▶ **TASK BRIEF**
Where the data below has the string "provide", return the whole line.

▶ **MATERIAL SHOWN**
- - - - -

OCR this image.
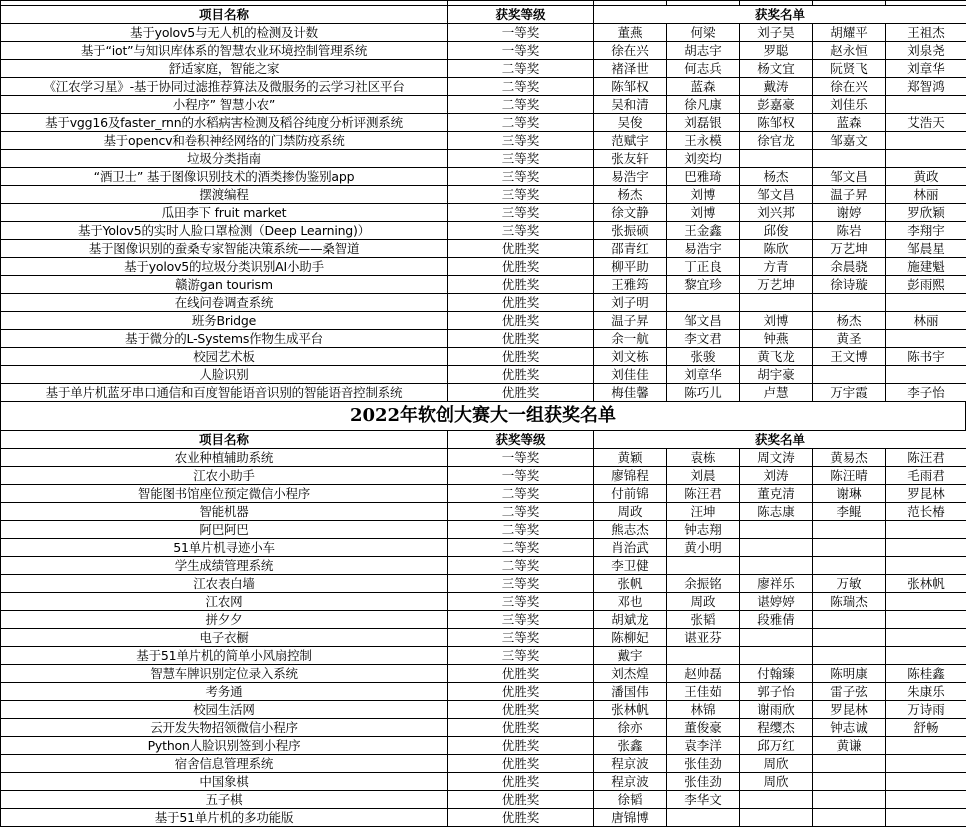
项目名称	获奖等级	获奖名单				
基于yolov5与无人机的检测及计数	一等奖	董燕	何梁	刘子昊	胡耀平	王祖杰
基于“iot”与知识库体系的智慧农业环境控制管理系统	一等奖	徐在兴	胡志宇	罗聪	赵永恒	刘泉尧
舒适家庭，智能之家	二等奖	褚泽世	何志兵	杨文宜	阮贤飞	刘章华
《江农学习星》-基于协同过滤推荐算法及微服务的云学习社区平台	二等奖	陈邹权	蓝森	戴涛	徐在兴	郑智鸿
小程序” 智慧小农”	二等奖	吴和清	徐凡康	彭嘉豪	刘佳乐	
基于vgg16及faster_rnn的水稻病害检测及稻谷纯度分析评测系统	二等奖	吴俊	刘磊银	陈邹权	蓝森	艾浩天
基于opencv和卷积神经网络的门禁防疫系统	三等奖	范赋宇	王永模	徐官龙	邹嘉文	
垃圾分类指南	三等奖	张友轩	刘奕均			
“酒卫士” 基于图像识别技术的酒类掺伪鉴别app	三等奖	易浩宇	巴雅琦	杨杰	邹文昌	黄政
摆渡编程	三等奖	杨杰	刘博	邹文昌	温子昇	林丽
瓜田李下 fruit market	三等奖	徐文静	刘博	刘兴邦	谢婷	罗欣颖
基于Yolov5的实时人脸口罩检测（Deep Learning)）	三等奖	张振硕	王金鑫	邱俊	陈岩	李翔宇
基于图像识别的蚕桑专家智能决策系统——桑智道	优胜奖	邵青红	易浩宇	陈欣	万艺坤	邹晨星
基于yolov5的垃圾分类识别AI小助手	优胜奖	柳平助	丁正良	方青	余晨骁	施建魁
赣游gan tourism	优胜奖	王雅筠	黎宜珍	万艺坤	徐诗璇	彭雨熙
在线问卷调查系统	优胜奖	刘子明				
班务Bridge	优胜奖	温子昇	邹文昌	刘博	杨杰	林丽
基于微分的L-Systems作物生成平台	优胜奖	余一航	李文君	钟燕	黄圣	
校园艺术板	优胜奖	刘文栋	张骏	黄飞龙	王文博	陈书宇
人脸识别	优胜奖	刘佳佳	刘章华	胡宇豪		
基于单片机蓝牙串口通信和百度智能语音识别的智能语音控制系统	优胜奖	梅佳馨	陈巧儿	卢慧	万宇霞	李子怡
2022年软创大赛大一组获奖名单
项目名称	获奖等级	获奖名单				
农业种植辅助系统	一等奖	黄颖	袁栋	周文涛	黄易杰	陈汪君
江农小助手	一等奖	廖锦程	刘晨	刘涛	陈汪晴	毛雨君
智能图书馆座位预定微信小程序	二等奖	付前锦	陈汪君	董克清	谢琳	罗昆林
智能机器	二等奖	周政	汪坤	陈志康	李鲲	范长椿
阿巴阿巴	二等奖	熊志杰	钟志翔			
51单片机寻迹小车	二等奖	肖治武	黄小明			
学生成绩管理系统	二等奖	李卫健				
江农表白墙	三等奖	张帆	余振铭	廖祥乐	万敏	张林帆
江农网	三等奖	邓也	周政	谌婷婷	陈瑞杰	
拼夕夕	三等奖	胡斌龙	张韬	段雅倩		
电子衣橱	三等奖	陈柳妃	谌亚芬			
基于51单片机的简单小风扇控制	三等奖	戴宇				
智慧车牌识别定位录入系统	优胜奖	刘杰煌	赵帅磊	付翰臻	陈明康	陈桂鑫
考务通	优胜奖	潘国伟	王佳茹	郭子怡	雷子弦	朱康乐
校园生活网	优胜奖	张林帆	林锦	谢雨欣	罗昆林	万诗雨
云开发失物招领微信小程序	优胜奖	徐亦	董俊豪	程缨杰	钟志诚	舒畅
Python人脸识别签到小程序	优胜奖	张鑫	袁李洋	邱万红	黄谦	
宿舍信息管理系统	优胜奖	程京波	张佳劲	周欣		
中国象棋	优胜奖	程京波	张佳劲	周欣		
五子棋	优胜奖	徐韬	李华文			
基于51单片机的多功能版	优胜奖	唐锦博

- - - - -

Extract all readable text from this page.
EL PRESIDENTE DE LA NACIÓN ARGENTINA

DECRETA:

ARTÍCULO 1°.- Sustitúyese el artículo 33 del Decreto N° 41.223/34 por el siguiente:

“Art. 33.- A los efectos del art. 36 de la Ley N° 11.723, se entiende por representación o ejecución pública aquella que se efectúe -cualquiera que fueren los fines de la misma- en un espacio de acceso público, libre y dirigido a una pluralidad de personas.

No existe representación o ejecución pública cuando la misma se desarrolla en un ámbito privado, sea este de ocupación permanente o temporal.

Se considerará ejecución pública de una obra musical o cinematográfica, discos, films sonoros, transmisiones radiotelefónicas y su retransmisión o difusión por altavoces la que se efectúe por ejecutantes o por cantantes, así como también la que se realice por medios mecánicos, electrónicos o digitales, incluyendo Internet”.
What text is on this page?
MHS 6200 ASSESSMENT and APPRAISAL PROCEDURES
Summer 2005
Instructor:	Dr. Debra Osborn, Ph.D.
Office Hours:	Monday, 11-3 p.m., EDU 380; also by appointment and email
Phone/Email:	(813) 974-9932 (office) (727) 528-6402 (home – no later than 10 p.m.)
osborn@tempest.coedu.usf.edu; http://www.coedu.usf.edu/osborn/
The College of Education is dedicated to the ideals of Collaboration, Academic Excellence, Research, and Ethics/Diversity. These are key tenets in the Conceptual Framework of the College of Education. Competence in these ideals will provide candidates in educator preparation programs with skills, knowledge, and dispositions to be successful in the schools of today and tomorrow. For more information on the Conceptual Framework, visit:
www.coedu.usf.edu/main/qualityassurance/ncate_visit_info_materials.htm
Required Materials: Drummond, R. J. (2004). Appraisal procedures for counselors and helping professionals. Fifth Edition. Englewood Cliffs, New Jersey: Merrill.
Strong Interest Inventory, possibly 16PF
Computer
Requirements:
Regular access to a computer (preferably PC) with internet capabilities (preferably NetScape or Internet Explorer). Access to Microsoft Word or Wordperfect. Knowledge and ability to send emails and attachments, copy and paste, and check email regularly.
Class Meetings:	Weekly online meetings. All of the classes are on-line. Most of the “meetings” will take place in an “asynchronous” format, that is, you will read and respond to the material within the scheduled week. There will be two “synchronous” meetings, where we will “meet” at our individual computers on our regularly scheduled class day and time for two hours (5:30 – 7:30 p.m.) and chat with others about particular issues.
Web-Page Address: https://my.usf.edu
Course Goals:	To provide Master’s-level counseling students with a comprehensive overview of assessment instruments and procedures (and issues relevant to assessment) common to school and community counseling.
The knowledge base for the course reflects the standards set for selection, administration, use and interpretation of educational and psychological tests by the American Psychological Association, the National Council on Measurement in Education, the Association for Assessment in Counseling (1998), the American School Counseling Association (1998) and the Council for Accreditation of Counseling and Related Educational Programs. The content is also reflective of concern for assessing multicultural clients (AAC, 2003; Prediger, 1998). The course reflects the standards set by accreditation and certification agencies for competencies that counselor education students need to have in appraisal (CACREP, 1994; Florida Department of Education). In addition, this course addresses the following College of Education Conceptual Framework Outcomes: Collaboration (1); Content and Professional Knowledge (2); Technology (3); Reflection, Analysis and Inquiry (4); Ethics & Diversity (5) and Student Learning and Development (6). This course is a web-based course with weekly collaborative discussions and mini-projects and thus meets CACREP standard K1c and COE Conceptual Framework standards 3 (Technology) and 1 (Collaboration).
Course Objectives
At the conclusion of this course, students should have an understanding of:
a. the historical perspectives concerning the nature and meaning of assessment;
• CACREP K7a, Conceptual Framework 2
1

- - - - -

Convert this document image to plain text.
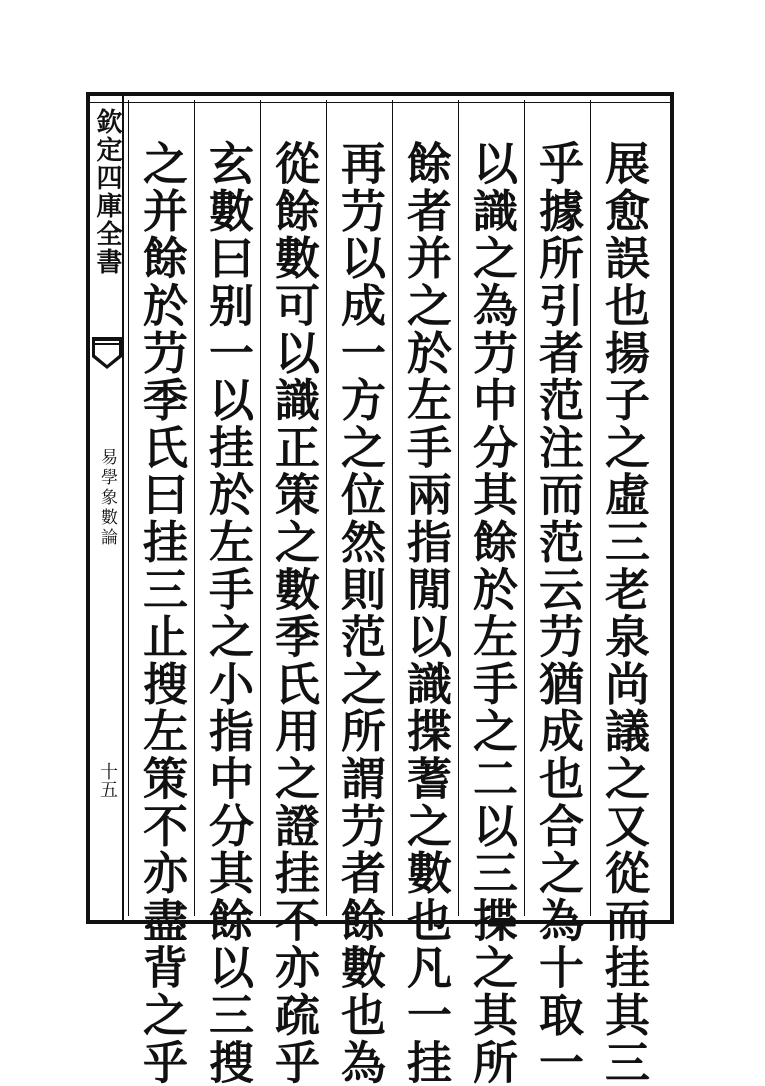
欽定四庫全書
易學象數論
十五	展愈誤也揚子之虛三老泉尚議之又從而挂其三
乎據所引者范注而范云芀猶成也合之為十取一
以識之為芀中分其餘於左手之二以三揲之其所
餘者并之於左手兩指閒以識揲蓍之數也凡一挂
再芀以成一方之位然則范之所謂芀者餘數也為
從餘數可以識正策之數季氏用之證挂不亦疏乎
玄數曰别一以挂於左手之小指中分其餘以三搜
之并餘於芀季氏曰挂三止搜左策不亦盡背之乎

- - - - -

▶ **SOLVED EXERCISE**
The College of Education is dedicated to the ideals of Collaboration, Academic Excellence, Research, and Ethics/Diversity. These are key tenets in the Conceptual Framework of the College of Education. Competence in these ideals will provide candidates in educator preparation programs with skills, knowledge, and dispositions to be successful in the schools of today and tomorrow. For more information on the Conceptual Framework, visit:
Course Goals:	To provide Master’s-level counseling students with a comprehensive overview of assessment instruments and procedures (and issues relevant to assessment) common to school and community counseling.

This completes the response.